>> begin
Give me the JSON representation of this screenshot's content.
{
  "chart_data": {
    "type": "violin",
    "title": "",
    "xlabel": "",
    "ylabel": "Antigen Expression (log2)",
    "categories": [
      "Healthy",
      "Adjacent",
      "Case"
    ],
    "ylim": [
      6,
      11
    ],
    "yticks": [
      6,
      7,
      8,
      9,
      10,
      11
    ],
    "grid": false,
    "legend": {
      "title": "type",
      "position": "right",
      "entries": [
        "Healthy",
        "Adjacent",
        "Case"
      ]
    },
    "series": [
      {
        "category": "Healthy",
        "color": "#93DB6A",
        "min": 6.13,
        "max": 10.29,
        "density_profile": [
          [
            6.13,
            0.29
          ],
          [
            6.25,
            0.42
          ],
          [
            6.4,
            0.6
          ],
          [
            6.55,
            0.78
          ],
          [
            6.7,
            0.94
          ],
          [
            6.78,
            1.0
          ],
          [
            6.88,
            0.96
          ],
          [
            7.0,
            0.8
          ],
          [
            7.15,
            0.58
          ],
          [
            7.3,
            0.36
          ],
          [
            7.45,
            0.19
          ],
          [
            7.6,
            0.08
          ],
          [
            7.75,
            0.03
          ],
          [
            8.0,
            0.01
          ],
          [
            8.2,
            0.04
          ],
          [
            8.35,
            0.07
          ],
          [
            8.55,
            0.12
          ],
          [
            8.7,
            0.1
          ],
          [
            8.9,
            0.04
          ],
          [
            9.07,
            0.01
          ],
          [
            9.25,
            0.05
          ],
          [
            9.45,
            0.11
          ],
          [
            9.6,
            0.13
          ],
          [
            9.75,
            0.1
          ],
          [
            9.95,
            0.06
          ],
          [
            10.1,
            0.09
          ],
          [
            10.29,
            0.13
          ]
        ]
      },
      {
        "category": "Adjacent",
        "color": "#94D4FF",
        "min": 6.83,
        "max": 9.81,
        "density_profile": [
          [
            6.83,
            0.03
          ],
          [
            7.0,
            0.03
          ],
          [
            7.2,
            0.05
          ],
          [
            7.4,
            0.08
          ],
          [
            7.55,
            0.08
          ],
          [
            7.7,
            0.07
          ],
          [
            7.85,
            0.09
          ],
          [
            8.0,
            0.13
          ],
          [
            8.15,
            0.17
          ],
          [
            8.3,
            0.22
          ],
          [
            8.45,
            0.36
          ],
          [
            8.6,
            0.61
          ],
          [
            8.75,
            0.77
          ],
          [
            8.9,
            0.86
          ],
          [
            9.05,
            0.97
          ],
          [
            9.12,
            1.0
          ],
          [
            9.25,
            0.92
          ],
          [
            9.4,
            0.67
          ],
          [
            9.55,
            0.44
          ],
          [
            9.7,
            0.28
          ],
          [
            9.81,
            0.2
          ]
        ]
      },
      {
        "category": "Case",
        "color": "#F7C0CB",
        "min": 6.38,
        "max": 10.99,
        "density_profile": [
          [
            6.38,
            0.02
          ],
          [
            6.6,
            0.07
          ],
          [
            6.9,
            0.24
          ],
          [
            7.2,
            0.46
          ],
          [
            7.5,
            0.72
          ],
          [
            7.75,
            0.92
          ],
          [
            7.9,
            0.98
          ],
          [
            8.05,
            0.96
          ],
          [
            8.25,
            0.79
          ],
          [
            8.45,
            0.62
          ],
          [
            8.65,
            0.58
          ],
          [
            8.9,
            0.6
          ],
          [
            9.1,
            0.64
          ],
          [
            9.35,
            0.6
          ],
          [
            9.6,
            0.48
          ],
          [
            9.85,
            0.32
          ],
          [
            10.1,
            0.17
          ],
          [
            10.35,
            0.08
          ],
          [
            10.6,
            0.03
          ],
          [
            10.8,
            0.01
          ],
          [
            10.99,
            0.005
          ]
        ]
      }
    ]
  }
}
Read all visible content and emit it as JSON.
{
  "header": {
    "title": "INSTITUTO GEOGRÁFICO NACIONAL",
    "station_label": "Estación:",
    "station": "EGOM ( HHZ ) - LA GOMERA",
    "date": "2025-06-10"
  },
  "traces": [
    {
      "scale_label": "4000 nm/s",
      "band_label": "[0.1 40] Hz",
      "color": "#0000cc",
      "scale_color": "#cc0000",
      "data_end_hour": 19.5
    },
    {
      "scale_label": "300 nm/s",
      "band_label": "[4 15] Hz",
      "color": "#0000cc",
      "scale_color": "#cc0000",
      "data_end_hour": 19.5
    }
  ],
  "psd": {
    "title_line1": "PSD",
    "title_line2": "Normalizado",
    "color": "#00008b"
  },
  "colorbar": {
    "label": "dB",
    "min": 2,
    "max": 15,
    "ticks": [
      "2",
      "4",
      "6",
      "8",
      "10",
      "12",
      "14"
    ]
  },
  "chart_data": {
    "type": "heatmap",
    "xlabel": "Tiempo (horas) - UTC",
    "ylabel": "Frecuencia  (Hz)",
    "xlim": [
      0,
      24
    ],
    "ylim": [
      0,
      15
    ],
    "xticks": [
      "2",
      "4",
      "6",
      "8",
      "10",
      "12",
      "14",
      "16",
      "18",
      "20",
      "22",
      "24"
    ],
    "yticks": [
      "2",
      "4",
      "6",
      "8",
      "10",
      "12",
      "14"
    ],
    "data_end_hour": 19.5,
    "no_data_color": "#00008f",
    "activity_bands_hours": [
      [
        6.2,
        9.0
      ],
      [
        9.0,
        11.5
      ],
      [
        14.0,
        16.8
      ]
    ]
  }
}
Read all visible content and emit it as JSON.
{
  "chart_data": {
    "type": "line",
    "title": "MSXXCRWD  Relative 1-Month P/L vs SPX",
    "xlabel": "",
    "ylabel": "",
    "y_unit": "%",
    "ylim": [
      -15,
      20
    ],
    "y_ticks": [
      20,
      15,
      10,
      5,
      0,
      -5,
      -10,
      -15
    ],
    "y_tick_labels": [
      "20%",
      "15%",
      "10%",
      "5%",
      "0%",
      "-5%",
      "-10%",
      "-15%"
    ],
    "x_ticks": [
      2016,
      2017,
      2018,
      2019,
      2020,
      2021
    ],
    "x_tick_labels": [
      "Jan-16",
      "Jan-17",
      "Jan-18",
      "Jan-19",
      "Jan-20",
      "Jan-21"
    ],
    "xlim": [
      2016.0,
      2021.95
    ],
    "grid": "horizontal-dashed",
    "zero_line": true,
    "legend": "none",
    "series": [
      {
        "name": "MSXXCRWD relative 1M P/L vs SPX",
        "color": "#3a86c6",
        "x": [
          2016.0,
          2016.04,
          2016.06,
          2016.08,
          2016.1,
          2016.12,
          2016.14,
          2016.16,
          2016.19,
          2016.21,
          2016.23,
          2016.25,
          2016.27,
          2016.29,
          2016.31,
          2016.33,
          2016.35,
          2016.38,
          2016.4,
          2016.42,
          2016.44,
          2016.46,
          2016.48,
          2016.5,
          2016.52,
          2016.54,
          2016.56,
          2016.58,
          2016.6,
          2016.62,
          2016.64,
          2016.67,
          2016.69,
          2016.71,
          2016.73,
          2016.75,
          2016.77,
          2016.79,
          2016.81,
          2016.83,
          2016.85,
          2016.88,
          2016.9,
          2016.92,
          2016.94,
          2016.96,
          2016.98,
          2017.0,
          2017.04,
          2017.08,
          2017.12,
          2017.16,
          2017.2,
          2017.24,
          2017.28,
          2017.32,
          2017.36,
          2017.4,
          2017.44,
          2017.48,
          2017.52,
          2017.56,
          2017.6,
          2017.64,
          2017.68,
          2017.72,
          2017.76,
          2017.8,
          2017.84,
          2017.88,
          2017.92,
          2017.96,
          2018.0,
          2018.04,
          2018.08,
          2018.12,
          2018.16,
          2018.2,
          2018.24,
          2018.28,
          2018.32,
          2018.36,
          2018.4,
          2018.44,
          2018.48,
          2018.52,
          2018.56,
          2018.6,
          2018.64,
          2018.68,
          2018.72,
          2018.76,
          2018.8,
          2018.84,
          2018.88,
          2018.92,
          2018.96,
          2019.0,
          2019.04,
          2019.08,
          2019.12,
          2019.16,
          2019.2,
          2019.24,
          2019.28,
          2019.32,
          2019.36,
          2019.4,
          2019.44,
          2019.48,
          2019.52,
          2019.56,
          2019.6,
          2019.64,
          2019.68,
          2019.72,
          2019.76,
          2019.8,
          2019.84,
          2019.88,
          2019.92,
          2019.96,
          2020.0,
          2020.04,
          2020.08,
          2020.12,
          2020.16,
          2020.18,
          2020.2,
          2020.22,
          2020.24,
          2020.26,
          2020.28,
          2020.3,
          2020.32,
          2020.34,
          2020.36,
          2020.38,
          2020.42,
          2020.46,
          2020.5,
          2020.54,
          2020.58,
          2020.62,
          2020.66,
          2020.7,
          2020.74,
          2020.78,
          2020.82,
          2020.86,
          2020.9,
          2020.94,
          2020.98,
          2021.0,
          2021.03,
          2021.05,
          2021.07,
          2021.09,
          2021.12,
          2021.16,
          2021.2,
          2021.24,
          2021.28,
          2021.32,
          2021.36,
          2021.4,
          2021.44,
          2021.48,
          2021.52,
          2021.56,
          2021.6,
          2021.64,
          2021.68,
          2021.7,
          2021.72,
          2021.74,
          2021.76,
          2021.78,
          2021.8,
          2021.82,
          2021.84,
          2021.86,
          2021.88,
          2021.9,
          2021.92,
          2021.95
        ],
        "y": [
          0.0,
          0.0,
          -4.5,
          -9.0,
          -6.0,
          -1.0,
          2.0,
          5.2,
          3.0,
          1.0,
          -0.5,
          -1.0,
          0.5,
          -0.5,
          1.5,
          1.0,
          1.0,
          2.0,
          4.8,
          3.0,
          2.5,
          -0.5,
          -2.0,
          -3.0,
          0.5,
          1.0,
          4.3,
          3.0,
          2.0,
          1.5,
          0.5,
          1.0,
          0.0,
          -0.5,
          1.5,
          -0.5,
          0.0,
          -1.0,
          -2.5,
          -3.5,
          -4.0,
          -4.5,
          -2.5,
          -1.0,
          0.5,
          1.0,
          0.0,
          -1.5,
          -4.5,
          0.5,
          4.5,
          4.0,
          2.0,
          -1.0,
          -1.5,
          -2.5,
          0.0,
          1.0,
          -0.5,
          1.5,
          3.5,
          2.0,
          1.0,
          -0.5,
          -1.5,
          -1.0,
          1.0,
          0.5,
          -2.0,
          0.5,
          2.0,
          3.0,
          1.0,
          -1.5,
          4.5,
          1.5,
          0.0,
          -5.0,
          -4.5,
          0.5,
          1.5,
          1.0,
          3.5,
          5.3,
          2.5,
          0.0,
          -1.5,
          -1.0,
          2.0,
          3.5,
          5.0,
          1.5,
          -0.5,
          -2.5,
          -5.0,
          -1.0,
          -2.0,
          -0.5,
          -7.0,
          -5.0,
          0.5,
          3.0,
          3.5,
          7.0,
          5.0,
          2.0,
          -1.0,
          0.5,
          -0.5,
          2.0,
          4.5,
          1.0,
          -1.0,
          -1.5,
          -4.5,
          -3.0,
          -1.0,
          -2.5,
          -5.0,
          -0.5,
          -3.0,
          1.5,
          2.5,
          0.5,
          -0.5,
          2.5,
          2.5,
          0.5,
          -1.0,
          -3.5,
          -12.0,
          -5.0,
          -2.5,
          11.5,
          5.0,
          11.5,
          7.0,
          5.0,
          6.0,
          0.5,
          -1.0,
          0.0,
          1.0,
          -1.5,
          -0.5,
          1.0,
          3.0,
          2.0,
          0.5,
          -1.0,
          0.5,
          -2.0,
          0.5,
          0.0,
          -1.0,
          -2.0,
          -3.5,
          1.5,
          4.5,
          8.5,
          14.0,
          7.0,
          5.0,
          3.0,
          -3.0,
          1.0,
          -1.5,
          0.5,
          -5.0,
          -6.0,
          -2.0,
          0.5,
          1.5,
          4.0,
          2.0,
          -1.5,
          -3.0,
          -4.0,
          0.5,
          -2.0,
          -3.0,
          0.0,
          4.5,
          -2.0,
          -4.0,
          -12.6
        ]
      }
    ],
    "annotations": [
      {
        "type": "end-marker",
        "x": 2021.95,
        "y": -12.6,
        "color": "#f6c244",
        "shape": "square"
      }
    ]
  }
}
>> end
WHAT YOU HAVE TO DO: State how many lines hold the word "MSXXCRWD". The number is the whole answer.

RESULT FOR THIS EXERCISE: 2